* **Required tasks**:
a) According to the Forward Purchase passage below, what is the most Tumim may be committed to under any single Forward Purchase?
b) Does the Forward Purchase passage below agree with each statement? (i) The purchase price per share in a Forward Purchase is 97% of the lowest sale price of the common stock over a three trading-day period. (ii) Tumim chooses the trading day on which a Forward Purchase takes place. (iii) The parties may agree to raise the maximum amount for a Forward Purchase.

* **Article**:
>> Start
In addition to Fixed Purchases, under the Purchase Agreement, upon the satisfaction of certain conditions set forth in the Purchase Agreement, we may, from time to time and at our sole discretion, by delivery of a Forward Purchase notice to Tumim, direct Tumim to purchase a specified number of shares of our common stock in a “Forward Purchase” on any trading day selected by us, so long as (i) the applicable Forward Purchase notice is delivered no earlier than the second trading day since the later of (A) the most recent prior Fixed Purchase Settlement Date and (B) the most recent prior Forward Purchase Settlement Date, and (ii) all shares subject to all prior Fixed Purchases and all prior Forward Purchases theretofore required to have been received by the Investor have been delivered to the Investor in accordance with the Purchase Agreement; provided that Tumim’s maximum commitment under any single Forward Purchase shall not exceed $100,000; provided, further that the parties may mutually agree to increase the maximum amount applicable to any Forward Purchase on the applicable Forward Purchase Notice Date for such Forward Purchase.
The purchase price per share for each such Forward Purchase will be equal to 97% of the lowest sale price of our common stock during the three trading-day period beginning on the applicable Forward Purchase Clearing Date (as defined in the Purchase Agreement) and ending on (and including) the second trading day immediately following the applicable Forward Purchase Clearing Date (to be appropriately adjusted for any reorganization, recapitalization, non-cash dividend, stock split, reverse stock split or other similar transaction).
>> End
* **Data extract**:
>> Start
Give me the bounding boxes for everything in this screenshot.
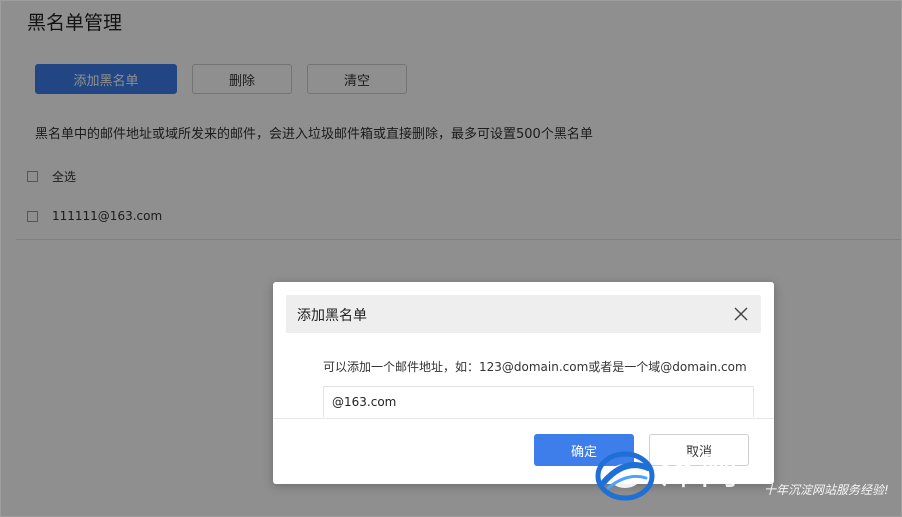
>> End
* **The replies**:
a) $100,000, unless the parties mutually agree to increase that amount on the applicable Forward Purchase Notice Date.

b)
(i) Yes: "will be equal to 97% of the lowest sale price of our common stock during the three trading-day period"
(ii) No: "on any trading day selected by us"
(iii) Yes: "the parties may mutually agree to increase the maximum amount applicable to any Forward Purchase"